Directions for this task
Your task is to restate the data word for word.

Input for this task
>> BEGIN
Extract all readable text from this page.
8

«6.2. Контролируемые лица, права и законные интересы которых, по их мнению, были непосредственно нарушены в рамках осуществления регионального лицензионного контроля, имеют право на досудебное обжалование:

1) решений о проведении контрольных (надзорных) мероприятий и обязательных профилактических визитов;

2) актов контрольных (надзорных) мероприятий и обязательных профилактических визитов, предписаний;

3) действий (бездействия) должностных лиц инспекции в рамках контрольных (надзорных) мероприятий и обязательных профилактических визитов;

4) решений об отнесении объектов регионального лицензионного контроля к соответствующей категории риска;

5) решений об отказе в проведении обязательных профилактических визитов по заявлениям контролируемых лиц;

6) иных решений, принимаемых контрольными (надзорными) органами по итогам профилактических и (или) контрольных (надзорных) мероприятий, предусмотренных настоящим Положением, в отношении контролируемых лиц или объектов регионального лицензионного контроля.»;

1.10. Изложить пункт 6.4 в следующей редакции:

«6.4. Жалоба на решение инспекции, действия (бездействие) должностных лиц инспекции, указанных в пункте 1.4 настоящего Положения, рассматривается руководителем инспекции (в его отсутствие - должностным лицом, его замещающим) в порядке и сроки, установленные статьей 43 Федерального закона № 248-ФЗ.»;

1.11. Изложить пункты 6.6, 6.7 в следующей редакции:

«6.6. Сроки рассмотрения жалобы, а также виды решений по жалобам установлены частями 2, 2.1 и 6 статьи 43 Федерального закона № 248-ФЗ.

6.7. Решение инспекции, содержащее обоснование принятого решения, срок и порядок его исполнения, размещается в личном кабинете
>> END
Answer to this exercise
Extract all readable text from this page.
8

«6.2. Контролируемые лица, права и законные интересы которых, по их мнению, были непосредственно нарушены в рамках осуществления регионального лицензионного контроля, имеют право на досудебное обжалование:

1) решений о проведении контрольных (надзорных) мероприятий и обязательных профилактических визитов;

2) актов контрольных (надзорных) мероприятий и обязательных профилактических визитов, предписаний;

3) действий (бездействия) должностных лиц инспекции в рамках контрольных (надзорных) мероприятий и обязательных профилактических визитов;

4) решений об отнесении объектов регионального лицензионного контроля к соответствующей категории риска;

5) решений об отказе в проведении обязательных профилактических визитов по заявлениям контролируемых лиц;

6) иных решений, принимаемых контрольными (надзорными) органами по итогам профилактических и (или) контрольных (надзорных) мероприятий, предусмотренных настоящим Положением, в отношении контролируемых лиц или объектов регионального лицензионного контроля.»;

1.10. Изложить пункт 6.4 в следующей редакции:

«6.4. Жалоба на решение инспекции, действия (бездействие) должностных лиц инспекции, указанных в пункте 1.4 настоящего Положения, рассматривается руководителем инспекции (в его отсутствие - должностным лицом, его замещающим) в порядке и сроки, установленные статьей 43 Федерального закона № 248-ФЗ.»;

1.11. Изложить пункты 6.6, 6.7 в следующей редакции:

«6.6. Сроки рассмотрения жалобы, а также виды решений по жалобам установлены частями 2, 2.1 и 6 статьи 43 Федерального закона № 248-ФЗ.

6.7. Решение инспекции, содержащее обоснование принятого решения, срок и порядок его исполнения, размещается в личном кабинете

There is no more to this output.